-------- PAGE EXCERPT --------

Closed Thread
 
Thread Tools
Old 04-22-2005, 07:16 AM   #61  
deleted2
Guest
 
Posts: n/a

Default

About ? of the day: my dogs ALWAYS makes me smile. We're taking them to the vet this morning, and before we're taking them for a walk at the park so everybody can admire them.

Amarantha, I use the oat crust so I don't "overdose" on wheat. It's really easy and I'll post the recipe later. On to the vet!
 
Old 04-22-2005, 08:02 AM   #62  
HRH Arabella, Woods Nymph
 
Arabella's Avatar
 
Join Date: Feb 2000
Location: Canada
Posts: 2,670

S/C/G: 256/ticker/165

Height: 5'8

Smile Good morning, Lovelies!

I don't think I have to tell you all what day it is, esp. since our Punkin has returned. I've got some big news: I'm being promoted to site editor . It's exciting, and somewhat humbling. I still remember my first contacts with the then-editor (who is still with us but in a part-time capacity) and being slightly awed that the man who ran such a big Web site was corresponding with me... I think the announcement is coming out today...

And -- we're actually going to take a vacation. We'd been planning on Europe but decided it would be too expensive and are going to New York instead. One week at a cabin in the Adirondacks (http://www.cyberrentals.com/NY/Clark3ADIR.html), a few days visiting with my coworkers who both live in NY and five days in NYC. I'm excited!!!

All continues to go well on the healthy WOE and exercise front. The (mostly) daily meditation and mind/body exercise is making a big difference.

Amarantha, my definition of Greasemonkey (the utility that lets you change how Web site content displays) is up onsite: http://whatis.techtarget.com/definit...081776,00.html Ironically, I think a lot of people might like to use something like this to change the display of our site I may myself, actually (shhhh!)

WSW, glad to hear you had fun with Mack. I really think dogs are my favorite creatures. So much love, so much soul!

--------

> **GOALS**:
#1 Translate this sentence from the forum thread into Spanish: "I really think dogs are my favorite creatures."
#2 Repeat the part of the forum thread starting with "Join Date: Feb" and going on through "NYC. I'm excited!!!".

-------- DATASET RECORDS --------

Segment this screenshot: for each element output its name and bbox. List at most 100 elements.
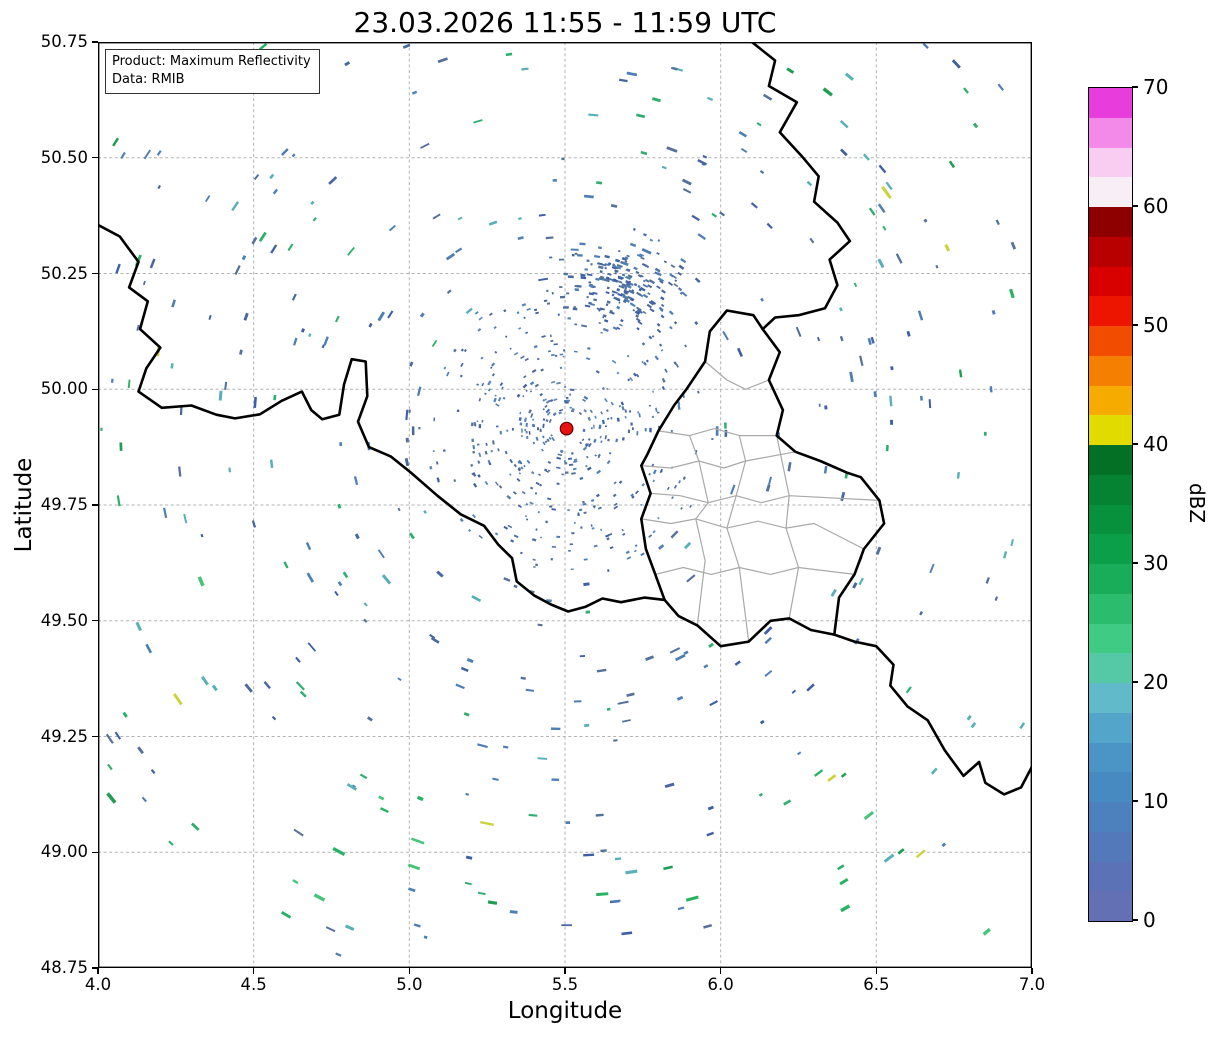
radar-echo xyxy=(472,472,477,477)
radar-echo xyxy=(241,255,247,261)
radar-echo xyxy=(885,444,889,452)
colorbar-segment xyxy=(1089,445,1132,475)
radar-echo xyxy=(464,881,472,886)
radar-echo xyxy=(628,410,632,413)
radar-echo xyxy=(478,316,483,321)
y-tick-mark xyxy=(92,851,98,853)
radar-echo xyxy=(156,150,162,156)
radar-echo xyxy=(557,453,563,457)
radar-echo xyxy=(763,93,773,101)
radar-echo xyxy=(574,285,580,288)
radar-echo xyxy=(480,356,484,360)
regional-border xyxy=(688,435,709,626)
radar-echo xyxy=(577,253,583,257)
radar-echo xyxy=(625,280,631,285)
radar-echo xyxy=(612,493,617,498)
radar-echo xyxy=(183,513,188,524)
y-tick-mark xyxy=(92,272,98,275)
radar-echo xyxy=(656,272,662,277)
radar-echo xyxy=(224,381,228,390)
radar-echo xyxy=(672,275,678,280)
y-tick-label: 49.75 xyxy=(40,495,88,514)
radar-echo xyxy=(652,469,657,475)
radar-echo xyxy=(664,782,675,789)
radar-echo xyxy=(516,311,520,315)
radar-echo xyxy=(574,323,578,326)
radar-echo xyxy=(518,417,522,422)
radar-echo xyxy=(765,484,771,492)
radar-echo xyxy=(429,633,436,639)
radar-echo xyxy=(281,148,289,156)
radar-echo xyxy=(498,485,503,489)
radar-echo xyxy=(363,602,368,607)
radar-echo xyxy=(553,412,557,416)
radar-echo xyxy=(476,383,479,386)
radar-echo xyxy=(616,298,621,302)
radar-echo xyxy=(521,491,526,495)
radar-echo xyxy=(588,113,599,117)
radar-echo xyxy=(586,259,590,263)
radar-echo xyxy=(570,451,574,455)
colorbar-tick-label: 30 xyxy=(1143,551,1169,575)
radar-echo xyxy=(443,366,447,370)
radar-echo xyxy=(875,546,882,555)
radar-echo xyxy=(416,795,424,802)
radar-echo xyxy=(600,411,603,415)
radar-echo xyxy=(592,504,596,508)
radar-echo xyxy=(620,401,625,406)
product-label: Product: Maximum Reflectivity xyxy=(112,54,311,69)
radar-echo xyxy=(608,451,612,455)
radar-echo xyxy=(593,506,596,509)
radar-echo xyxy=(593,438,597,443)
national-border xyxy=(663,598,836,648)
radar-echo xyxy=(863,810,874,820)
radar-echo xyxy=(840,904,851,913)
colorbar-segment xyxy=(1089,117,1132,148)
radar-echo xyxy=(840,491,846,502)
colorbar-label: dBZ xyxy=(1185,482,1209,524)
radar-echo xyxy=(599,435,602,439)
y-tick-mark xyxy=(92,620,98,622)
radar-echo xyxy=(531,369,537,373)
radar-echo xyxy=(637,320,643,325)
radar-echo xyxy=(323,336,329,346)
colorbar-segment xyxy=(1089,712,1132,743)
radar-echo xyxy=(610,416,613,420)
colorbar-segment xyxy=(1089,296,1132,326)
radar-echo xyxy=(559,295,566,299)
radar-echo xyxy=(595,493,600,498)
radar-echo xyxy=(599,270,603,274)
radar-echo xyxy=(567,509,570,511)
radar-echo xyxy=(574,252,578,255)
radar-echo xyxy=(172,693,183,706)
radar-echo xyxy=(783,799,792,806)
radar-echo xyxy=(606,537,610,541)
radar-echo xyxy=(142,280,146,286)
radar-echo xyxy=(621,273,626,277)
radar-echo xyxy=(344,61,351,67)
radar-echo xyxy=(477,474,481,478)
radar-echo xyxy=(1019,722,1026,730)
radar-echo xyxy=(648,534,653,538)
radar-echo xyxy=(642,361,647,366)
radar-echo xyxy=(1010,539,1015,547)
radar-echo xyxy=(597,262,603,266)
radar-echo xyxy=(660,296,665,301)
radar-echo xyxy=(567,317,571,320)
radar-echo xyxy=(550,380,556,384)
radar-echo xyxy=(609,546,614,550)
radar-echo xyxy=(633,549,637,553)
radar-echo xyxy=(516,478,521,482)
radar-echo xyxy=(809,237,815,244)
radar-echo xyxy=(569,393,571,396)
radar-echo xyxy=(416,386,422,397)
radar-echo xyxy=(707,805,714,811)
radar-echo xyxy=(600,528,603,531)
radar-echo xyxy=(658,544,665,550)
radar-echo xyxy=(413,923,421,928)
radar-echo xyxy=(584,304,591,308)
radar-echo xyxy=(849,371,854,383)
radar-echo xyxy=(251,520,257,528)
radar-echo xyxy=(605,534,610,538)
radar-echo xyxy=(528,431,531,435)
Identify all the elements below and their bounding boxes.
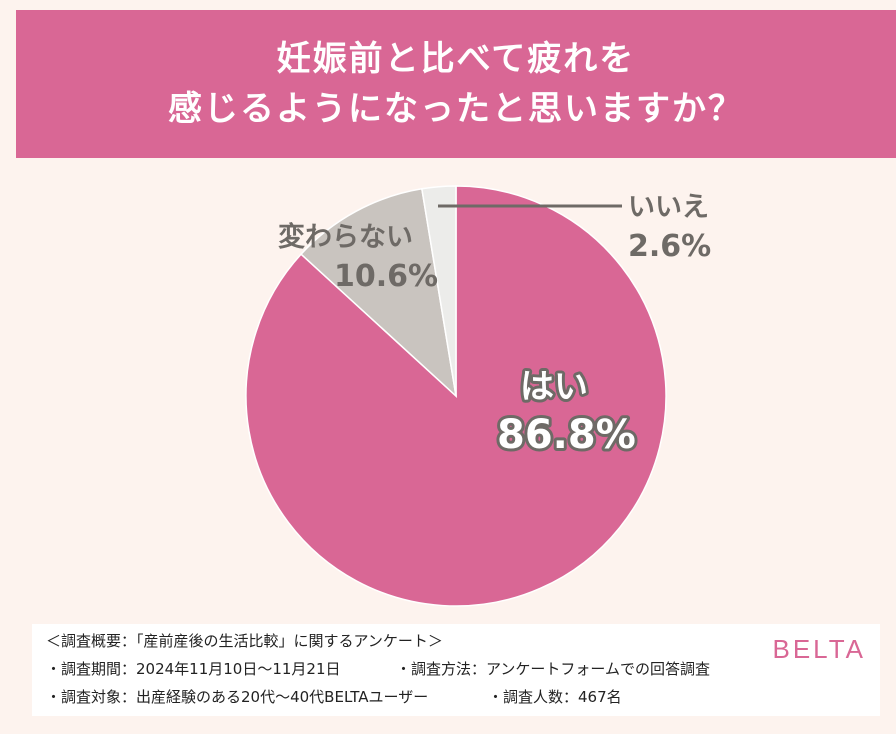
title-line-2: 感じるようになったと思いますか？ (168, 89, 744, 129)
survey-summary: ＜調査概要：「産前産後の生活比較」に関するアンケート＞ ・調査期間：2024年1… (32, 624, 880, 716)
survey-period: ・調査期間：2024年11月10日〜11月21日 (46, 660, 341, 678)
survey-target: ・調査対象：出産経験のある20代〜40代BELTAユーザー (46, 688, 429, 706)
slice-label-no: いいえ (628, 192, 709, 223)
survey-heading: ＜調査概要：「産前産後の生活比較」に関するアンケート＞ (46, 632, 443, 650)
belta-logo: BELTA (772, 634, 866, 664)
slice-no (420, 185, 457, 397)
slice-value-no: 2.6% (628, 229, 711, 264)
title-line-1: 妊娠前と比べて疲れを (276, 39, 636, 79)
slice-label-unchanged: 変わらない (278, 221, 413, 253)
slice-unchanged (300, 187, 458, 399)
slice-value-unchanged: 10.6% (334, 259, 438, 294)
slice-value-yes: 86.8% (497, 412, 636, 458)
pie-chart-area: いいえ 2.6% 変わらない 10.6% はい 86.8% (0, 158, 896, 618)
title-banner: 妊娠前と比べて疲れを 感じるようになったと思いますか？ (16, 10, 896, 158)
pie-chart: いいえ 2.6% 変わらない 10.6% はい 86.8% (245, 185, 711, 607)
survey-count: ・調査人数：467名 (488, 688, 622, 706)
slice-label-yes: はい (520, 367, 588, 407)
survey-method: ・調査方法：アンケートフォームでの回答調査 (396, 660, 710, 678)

--------

> **RESULTS OF THE TASKS**:
#1 Realmente creo que los perros son mis criaturas favoritas.

#2
Join Date: Feb 2000
Location: Canada
Posts: 2,670

S/C/G: 256/ticker/165

Height: 5'8

Smile Good morning, Lovelies!

I don't think I have to tell you all what day it is, esp. since our Punkin has returned. I've got some big news: I'm being promoted to site editor . It's exciting, and somewhat humbling. I still remember my first contacts with the then-editor (who is still with us but in a part-time capacity) and being slightly awed that the man who ran such a big Web site was corresponding with me... I think the announcement is coming out today...

And -- we're actually going to take a vacation. We'd been planning on Europe but decided it would be too expensive and are going to New York instead. One week at a cabin in the Adirondacks (http://www.cyberrentals.com/NY/Clark3ADIR.html), a few days visiting with my coworkers who both live in NY and five days in NYC. I'm excited!!!